┌────────
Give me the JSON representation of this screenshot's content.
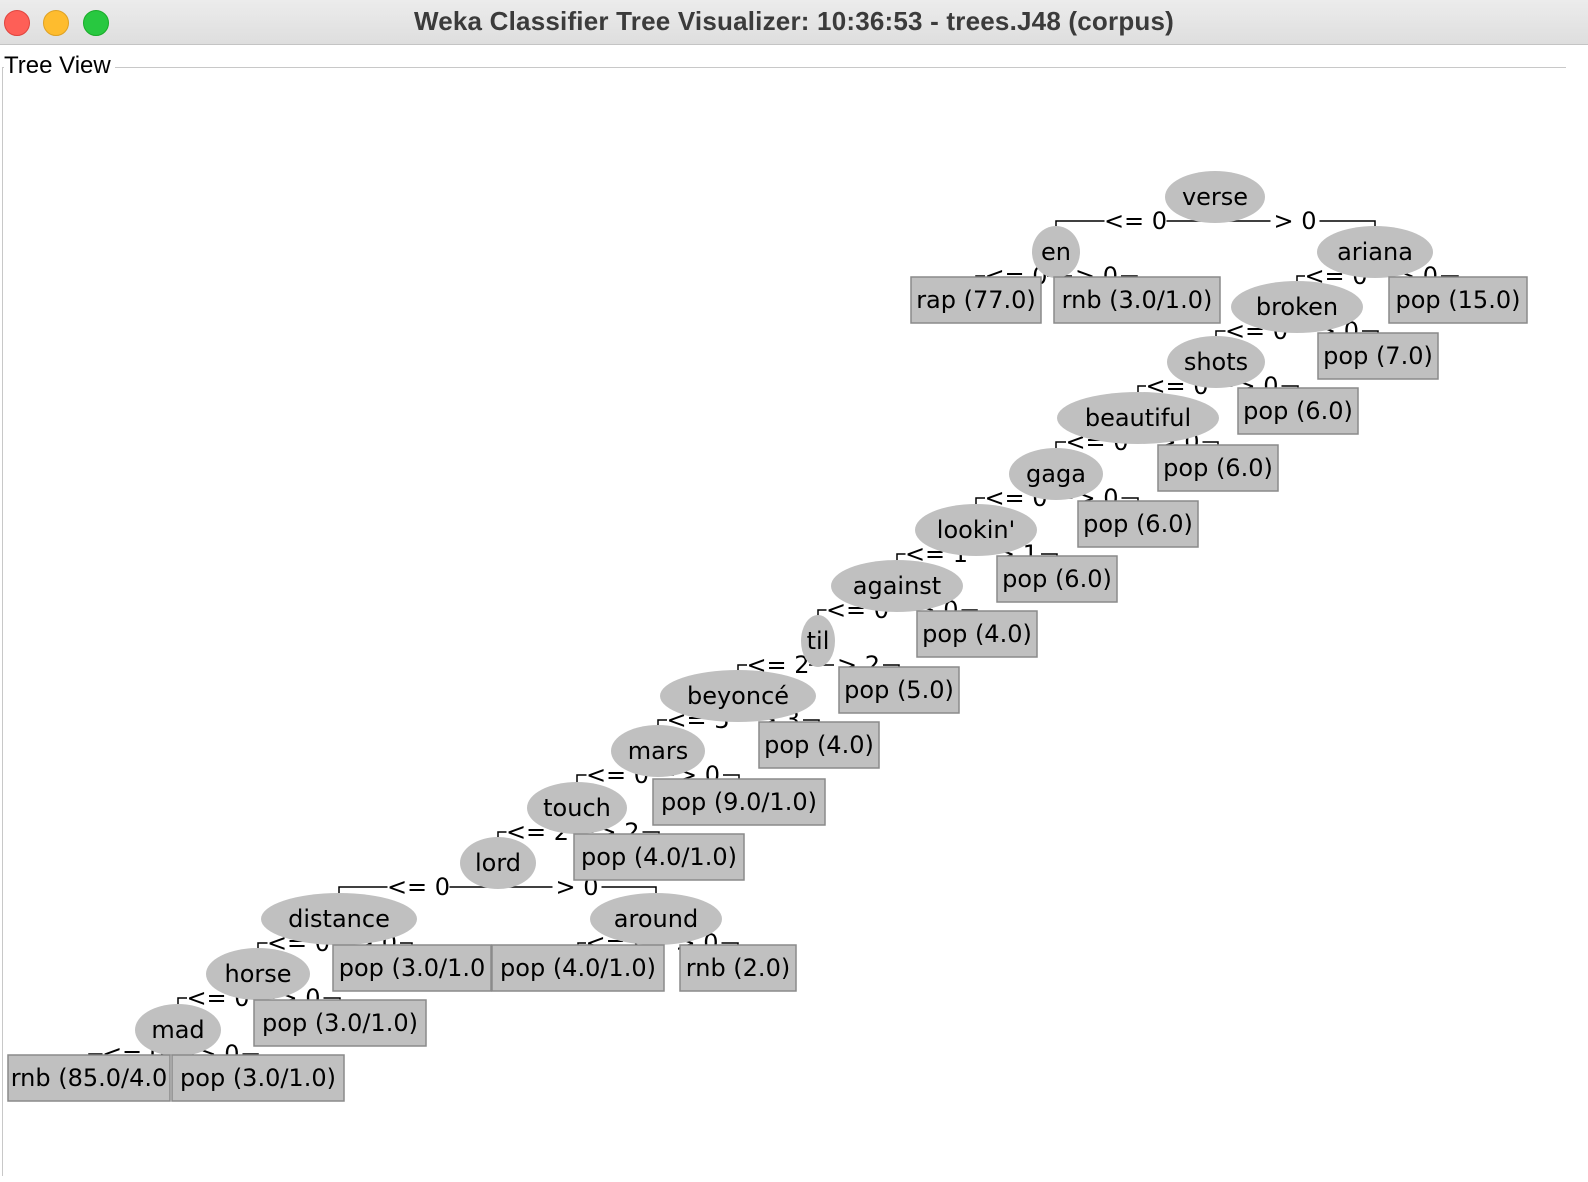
{
  "window": {
    "title": "Weka Classifier Tree Visualizer: 10:36:53 - trees.J48 (corpus)",
    "close_icon": "close-icon",
    "minimize_icon": "minimize-icon",
    "maximize_icon": "maximize-icon"
  },
  "panel": {
    "label": "Tree View"
  },
  "colors": {
    "node_fill": "#c0c0c0",
    "leaf_fill": "#c0c0c0",
    "edge": "#000000",
    "background": "#ffffff"
  },
  "tree": {
    "nodes": [
      {
        "id": "n1",
        "kind": "split",
        "label": "verse"
      },
      {
        "id": "n2",
        "kind": "split",
        "label": "en"
      },
      {
        "id": "n3",
        "kind": "split",
        "label": "ariana"
      },
      {
        "id": "l1",
        "kind": "leaf",
        "label": "rap (77.0)"
      },
      {
        "id": "l2",
        "kind": "leaf",
        "label": "rnb (3.0/1.0)"
      },
      {
        "id": "n4",
        "kind": "split",
        "label": "broken"
      },
      {
        "id": "l3",
        "kind": "leaf",
        "label": "pop (15.0)"
      },
      {
        "id": "n5",
        "kind": "split",
        "label": "shots"
      },
      {
        "id": "l4",
        "kind": "leaf",
        "label": "pop (7.0)"
      },
      {
        "id": "n6",
        "kind": "split",
        "label": "beautiful"
      },
      {
        "id": "l5",
        "kind": "leaf",
        "label": "pop (6.0)"
      },
      {
        "id": "n7",
        "kind": "split",
        "label": "gaga"
      },
      {
        "id": "l6",
        "kind": "leaf",
        "label": "pop (6.0)"
      },
      {
        "id": "n8",
        "kind": "split",
        "label": "lookin'"
      },
      {
        "id": "l7",
        "kind": "leaf",
        "label": "pop (6.0)"
      },
      {
        "id": "n9",
        "kind": "split",
        "label": "against"
      },
      {
        "id": "l8",
        "kind": "leaf",
        "label": "pop (6.0)"
      },
      {
        "id": "n10",
        "kind": "split",
        "label": "til"
      },
      {
        "id": "l9",
        "kind": "leaf",
        "label": "pop (4.0)"
      },
      {
        "id": "n11",
        "kind": "split",
        "label": "beyoncé"
      },
      {
        "id": "l10",
        "kind": "leaf",
        "label": "pop (5.0)"
      },
      {
        "id": "n12",
        "kind": "split",
        "label": "mars"
      },
      {
        "id": "l11",
        "kind": "leaf",
        "label": "pop (4.0)"
      },
      {
        "id": "n13",
        "kind": "split",
        "label": "touch"
      },
      {
        "id": "l12",
        "kind": "leaf",
        "label": "pop (9.0/1.0)"
      },
      {
        "id": "n14",
        "kind": "split",
        "label": "lord"
      },
      {
        "id": "l13",
        "kind": "leaf",
        "label": "pop (4.0/1.0)"
      },
      {
        "id": "n15",
        "kind": "split",
        "label": "distance"
      },
      {
        "id": "n16",
        "kind": "split",
        "label": "around"
      },
      {
        "id": "n17",
        "kind": "split",
        "label": "horse"
      },
      {
        "id": "l14",
        "kind": "leaf",
        "label": "pop (3.0/1.0"
      },
      {
        "id": "l15",
        "kind": "leaf",
        "label": "pop (4.0/1.0)"
      },
      {
        "id": "l16",
        "kind": "leaf",
        "label": "rnb (2.0)"
      },
      {
        "id": "n18",
        "kind": "split",
        "label": "mad"
      },
      {
        "id": "l17",
        "kind": "leaf",
        "label": "pop (3.0/1.0)"
      },
      {
        "id": "l18",
        "kind": "leaf",
        "label": "rnb (85.0/4.0"
      },
      {
        "id": "l19",
        "kind": "leaf",
        "label": "pop (3.0/1.0)"
      }
    ],
    "edges": [
      {
        "from": "n1",
        "to": "n2",
        "label": "<= 0"
      },
      {
        "from": "n1",
        "to": "n3",
        "label": "> 0"
      },
      {
        "from": "n2",
        "to": "l1",
        "label": "<= 0"
      },
      {
        "from": "n2",
        "to": "l2",
        "label": "> 0"
      },
      {
        "from": "n3",
        "to": "n4",
        "label": "<= 0"
      },
      {
        "from": "n3",
        "to": "l3",
        "label": "> 0"
      },
      {
        "from": "n4",
        "to": "n5",
        "label": "<= 0"
      },
      {
        "from": "n4",
        "to": "l4",
        "label": "> 0"
      },
      {
        "from": "n5",
        "to": "n6",
        "label": "<= 0"
      },
      {
        "from": "n5",
        "to": "l5",
        "label": "> 0"
      },
      {
        "from": "n6",
        "to": "n7",
        "label": "<= 0"
      },
      {
        "from": "n6",
        "to": "l6",
        "label": "> 0"
      },
      {
        "from": "n7",
        "to": "n8",
        "label": "<= 0"
      },
      {
        "from": "n7",
        "to": "l7",
        "label": "> 0"
      },
      {
        "from": "n8",
        "to": "n9",
        "label": "<= 1"
      },
      {
        "from": "n8",
        "to": "l8",
        "label": "> 1"
      },
      {
        "from": "n9",
        "to": "n10",
        "label": "<= 0"
      },
      {
        "from": "n9",
        "to": "l9",
        "label": "> 0"
      },
      {
        "from": "n10",
        "to": "n11",
        "label": "<= 2"
      },
      {
        "from": "n10",
        "to": "l10",
        "label": "> 2"
      },
      {
        "from": "n11",
        "to": "n12",
        "label": "<= 3"
      },
      {
        "from": "n11",
        "to": "l11",
        "label": "> 3"
      },
      {
        "from": "n12",
        "to": "n13",
        "label": "<= 0"
      },
      {
        "from": "n12",
        "to": "l12",
        "label": "> 0"
      },
      {
        "from": "n13",
        "to": "n14",
        "label": "<= 2"
      },
      {
        "from": "n13",
        "to": "l13",
        "label": "> 2"
      },
      {
        "from": "n14",
        "to": "n15",
        "label": "<= 0"
      },
      {
        "from": "n14",
        "to": "n16",
        "label": "> 0"
      },
      {
        "from": "n15",
        "to": "n17",
        "label": "<= 0"
      },
      {
        "from": "n15",
        "to": "l14",
        "label": "> 0"
      },
      {
        "from": "n16",
        "to": "l15",
        "label": "<= 0"
      },
      {
        "from": "n16",
        "to": "l16",
        "label": "> 0"
      },
      {
        "from": "n17",
        "to": "n18",
        "label": "<= 0"
      },
      {
        "from": "n17",
        "to": "l17",
        "label": "> 0"
      },
      {
        "from": "n18",
        "to": "l18",
        "label": "<= 0"
      },
      {
        "from": "n18",
        "to": "l19",
        "label": "> 0"
      }
    ]
  }
}
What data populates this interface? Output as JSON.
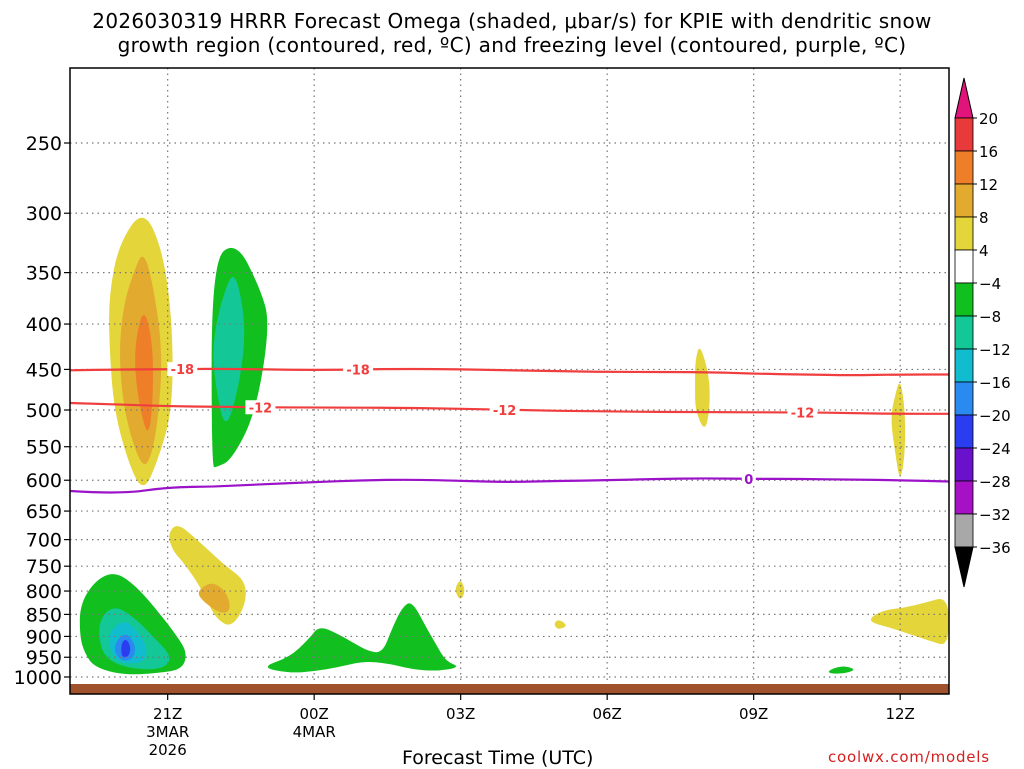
{
  "chart_data": {
    "type": "heatmap",
    "title_line1": "2026030319 HRRR Forecast Omega (shaded, μbar/s) for KPIE with dendritic snow",
    "title_line2": "growth region (contoured, red, ºC) and freezing level (contoured, purple, ºC)",
    "xlabel": "Forecast Time (UTC)",
    "ylabel": "",
    "credit": "coolwx.com/models",
    "xlim": [
      19,
      37
    ],
    "ylim": [
      1000,
      200
    ],
    "x_ticks": [
      {
        "value": 21,
        "label": "21Z",
        "sub1": "3MAR",
        "sub2": "2026"
      },
      {
        "value": 24,
        "label": "00Z",
        "sub1": "4MAR",
        "sub2": ""
      },
      {
        "value": 27,
        "label": "03Z",
        "sub1": "",
        "sub2": ""
      },
      {
        "value": 30,
        "label": "06Z",
        "sub1": "",
        "sub2": ""
      },
      {
        "value": 33,
        "label": "09Z",
        "sub1": "",
        "sub2": ""
      },
      {
        "value": 36,
        "label": "12Z",
        "sub1": "",
        "sub2": ""
      }
    ],
    "y_ticks": [
      250,
      300,
      350,
      400,
      450,
      500,
      550,
      600,
      650,
      700,
      750,
      800,
      850,
      900,
      950,
      1000
    ],
    "colorbar": {
      "levels": [
        "20",
        "16",
        "12",
        "8",
        "4",
        "−4",
        "−8",
        "−12",
        "−16",
        "−20",
        "−24",
        "−28",
        "−32",
        "−36"
      ],
      "colors": [
        "#e0147a",
        "#e83a3a",
        "#ee7f28",
        "#e2aa2e",
        "#e3d53a",
        "#ffffff",
        "#11c01e",
        "#14c796",
        "#11bccf",
        "#2a8af0",
        "#2a3df0",
        "#6a11cb",
        "#a611c6",
        "#a8a8a8",
        "#000000"
      ]
    },
    "series": [
      {
        "name": "dendritic growth -18C",
        "kind": "isotherm",
        "color": "#f03e3e",
        "label": "-18",
        "points": [
          [
            19,
            451
          ],
          [
            20,
            450
          ],
          [
            21,
            450
          ],
          [
            22,
            449
          ],
          [
            24,
            451
          ],
          [
            26,
            449
          ],
          [
            28,
            451
          ],
          [
            30,
            453
          ],
          [
            32,
            453
          ],
          [
            33,
            455
          ],
          [
            34,
            456
          ],
          [
            35,
            457
          ],
          [
            36,
            456
          ],
          [
            37,
            456
          ]
        ],
        "label_x": [
          21.3,
          24.9
        ]
      },
      {
        "name": "dendritic growth -12C",
        "kind": "isotherm",
        "color": "#f03e3e",
        "label": "-12",
        "points": [
          [
            19,
            491
          ],
          [
            20,
            493
          ],
          [
            21,
            495
          ],
          [
            22,
            496
          ],
          [
            24,
            497
          ],
          [
            26,
            497
          ],
          [
            28,
            500
          ],
          [
            30,
            502
          ],
          [
            32,
            503
          ],
          [
            34,
            503
          ],
          [
            35,
            504
          ],
          [
            36,
            505
          ],
          [
            37,
            505
          ]
        ],
        "label_x": [
          22.9,
          27.9,
          34.0
        ]
      },
      {
        "name": "freezing level 0C",
        "kind": "isotherm",
        "color": "#9b12c8",
        "label": "0",
        "points": [
          [
            19,
            617
          ],
          [
            20,
            622
          ],
          [
            21,
            611
          ],
          [
            22,
            610
          ],
          [
            23,
            606
          ],
          [
            24,
            603
          ],
          [
            25,
            600
          ],
          [
            26,
            599
          ],
          [
            27,
            601
          ],
          [
            28,
            603
          ],
          [
            29,
            601
          ],
          [
            30,
            600
          ],
          [
            31,
            598
          ],
          [
            32,
            597
          ],
          [
            33,
            598
          ],
          [
            34,
            598
          ],
          [
            35,
            599
          ],
          [
            36,
            600
          ],
          [
            37,
            602
          ]
        ],
        "label_x": [
          32.9
        ]
      }
    ],
    "shaded_regions": [
      {
        "value": "4 to 8",
        "color": "#e3d53a",
        "points": [
          [
            20.0,
            325
          ],
          [
            20.5,
            296
          ],
          [
            20.9,
            330
          ],
          [
            21.1,
            400
          ],
          [
            21.1,
            500
          ],
          [
            20.8,
            570
          ],
          [
            20.5,
            620
          ],
          [
            20.2,
            575
          ],
          [
            19.9,
            500
          ],
          [
            19.8,
            420
          ],
          [
            19.8,
            370
          ]
        ]
      },
      {
        "value": "8 to 12",
        "color": "#e2aa2e",
        "points": [
          [
            20.3,
            350
          ],
          [
            20.5,
            330
          ],
          [
            20.7,
            360
          ],
          [
            20.9,
            430
          ],
          [
            20.8,
            520
          ],
          [
            20.6,
            580
          ],
          [
            20.4,
            570
          ],
          [
            20.1,
            500
          ],
          [
            20.0,
            430
          ],
          [
            20.1,
            380
          ]
        ]
      },
      {
        "value": "12 to 16",
        "color": "#ee7f28",
        "points": [
          [
            20.5,
            380
          ],
          [
            20.7,
            420
          ],
          [
            20.7,
            490
          ],
          [
            20.6,
            540
          ],
          [
            20.4,
            490
          ],
          [
            20.3,
            430
          ]
        ]
      },
      {
        "value": "-8 to -4",
        "color": "#11c01e",
        "points": [
          [
            22.4,
            322
          ],
          [
            22.9,
            365
          ],
          [
            23.1,
            400
          ],
          [
            22.8,
            505
          ],
          [
            22.3,
            570
          ],
          [
            22.0,
            580
          ],
          [
            21.9,
            580
          ],
          [
            21.9,
            340
          ]
        ]
      },
      {
        "value": "-12 to -8",
        "color": "#14c796",
        "points": [
          [
            22.2,
            360
          ],
          [
            22.4,
            350
          ],
          [
            22.6,
            400
          ],
          [
            22.5,
            460
          ],
          [
            22.2,
            530
          ],
          [
            22.0,
            480
          ],
          [
            21.9,
            420
          ]
        ]
      },
      {
        "value": "4 to 8",
        "color": "#e3d53a",
        "points": [
          [
            21.0,
            690
          ],
          [
            21.2,
            670
          ],
          [
            21.6,
            700
          ],
          [
            21.9,
            725
          ],
          [
            22.2,
            750
          ],
          [
            22.6,
            780
          ],
          [
            22.6,
            830
          ],
          [
            22.3,
            880
          ],
          [
            22.0,
            860
          ],
          [
            21.8,
            820
          ],
          [
            21.6,
            780
          ],
          [
            21.3,
            740
          ],
          [
            21.1,
            720
          ]
        ]
      },
      {
        "value": "8 to 12",
        "color": "#e2aa2e",
        "points": [
          [
            21.6,
            800
          ],
          [
            21.9,
            780
          ],
          [
            22.2,
            800
          ],
          [
            22.3,
            840
          ],
          [
            22.1,
            850
          ],
          [
            21.7,
            820
          ]
        ]
      },
      {
        "value": "-8 to -4",
        "color": "#11c01e",
        "points": [
          [
            19.2,
            830
          ],
          [
            19.5,
            780
          ],
          [
            19.9,
            760
          ],
          [
            20.3,
            785
          ],
          [
            20.7,
            830
          ],
          [
            21.2,
            900
          ],
          [
            21.4,
            940
          ],
          [
            21.3,
            980
          ],
          [
            20.8,
            990
          ],
          [
            20.1,
            995
          ],
          [
            19.5,
            975
          ],
          [
            19.3,
            940
          ],
          [
            19.2,
            900
          ]
        ]
      },
      {
        "value": "-12 to -8",
        "color": "#14c796",
        "points": [
          [
            19.6,
            860
          ],
          [
            19.9,
            830
          ],
          [
            20.3,
            855
          ],
          [
            20.7,
            900
          ],
          [
            21.1,
            950
          ],
          [
            20.9,
            980
          ],
          [
            20.3,
            980
          ],
          [
            19.8,
            960
          ],
          [
            19.6,
            920
          ]
        ]
      },
      {
        "value": "-16 to -12",
        "color": "#11bccf",
        "points": [
          [
            19.8,
            890
          ],
          [
            20.1,
            860
          ],
          [
            20.4,
            890
          ],
          [
            20.6,
            930
          ],
          [
            20.5,
            965
          ],
          [
            20.0,
            965
          ],
          [
            19.8,
            930
          ]
        ]
      },
      {
        "value": "-20 to -16",
        "color": "#2a8af0",
        "points": [
          [
            19.95,
            910
          ],
          [
            20.15,
            890
          ],
          [
            20.35,
            920
          ],
          [
            20.3,
            955
          ],
          [
            20.05,
            960
          ],
          [
            19.9,
            935
          ]
        ]
      },
      {
        "value": "-24 to -20",
        "color": "#2a3df0",
        "points": [
          [
            20.05,
            915
          ],
          [
            20.15,
            905
          ],
          [
            20.25,
            925
          ],
          [
            20.2,
            950
          ],
          [
            20.05,
            950
          ]
        ]
      },
      {
        "value": "-8 to -4",
        "color": "#11c01e",
        "points": [
          [
            22.9,
            975
          ],
          [
            23.5,
            950
          ],
          [
            23.9,
            905
          ],
          [
            24.1,
            875
          ],
          [
            24.5,
            895
          ],
          [
            24.8,
            915
          ],
          [
            25.1,
            935
          ],
          [
            25.4,
            940
          ],
          [
            25.6,
            880
          ],
          [
            25.8,
            835
          ],
          [
            26.0,
            820
          ],
          [
            26.3,
            880
          ],
          [
            26.5,
            920
          ],
          [
            26.7,
            960
          ],
          [
            27.0,
            975
          ],
          [
            26.5,
            985
          ],
          [
            26.0,
            980
          ],
          [
            25.5,
            965
          ],
          [
            25.0,
            960
          ],
          [
            24.5,
            975
          ],
          [
            24.0,
            985
          ],
          [
            23.5,
            990
          ]
        ]
      },
      {
        "value": "4 to 8",
        "color": "#e3d53a",
        "points": [
          [
            26.9,
            790
          ],
          [
            27.0,
            775
          ],
          [
            27.1,
            800
          ],
          [
            27.0,
            820
          ],
          [
            26.9,
            805
          ]
        ]
      },
      {
        "value": "4 to 8",
        "color": "#e3d53a",
        "points": [
          [
            28.9,
            872
          ],
          [
            29.0,
            860
          ],
          [
            29.2,
            875
          ],
          [
            29.0,
            885
          ]
        ]
      },
      {
        "value": "4 to 8",
        "color": "#e3d53a",
        "points": [
          [
            31.8,
            440
          ],
          [
            31.9,
            420
          ],
          [
            32.1,
            460
          ],
          [
            32.1,
            500
          ],
          [
            32.0,
            530
          ],
          [
            31.8,
            500
          ],
          [
            31.8,
            470
          ]
        ]
      },
      {
        "value": "4 to 8",
        "color": "#e3d53a",
        "points": [
          [
            35.9,
            480
          ],
          [
            36.0,
            460
          ],
          [
            36.1,
            500
          ],
          [
            36.1,
            560
          ],
          [
            36.0,
            605
          ],
          [
            35.9,
            560
          ],
          [
            35.8,
            510
          ]
        ]
      },
      {
        "value": "4 to 8",
        "color": "#e3d53a",
        "points": [
          [
            35.4,
            855
          ],
          [
            35.7,
            840
          ],
          [
            36.1,
            835
          ],
          [
            36.5,
            825
          ],
          [
            37.0,
            810
          ],
          [
            37.0,
            925
          ],
          [
            36.6,
            910
          ],
          [
            36.2,
            895
          ],
          [
            35.8,
            880
          ],
          [
            35.4,
            868
          ]
        ]
      },
      {
        "value": "-8 to -4",
        "color": "#11c01e",
        "points": [
          [
            34.5,
            985
          ],
          [
            34.8,
            970
          ],
          [
            35.1,
            980
          ],
          [
            34.9,
            990
          ],
          [
            34.6,
            992
          ]
        ]
      }
    ],
    "surface": {
      "label": "ground",
      "color": "#a0522d"
    }
  }
}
└────────
### Your instructions
Determine the number of lines in the entries above where the string "this" appears. Answer with the number alone.

### Final result
2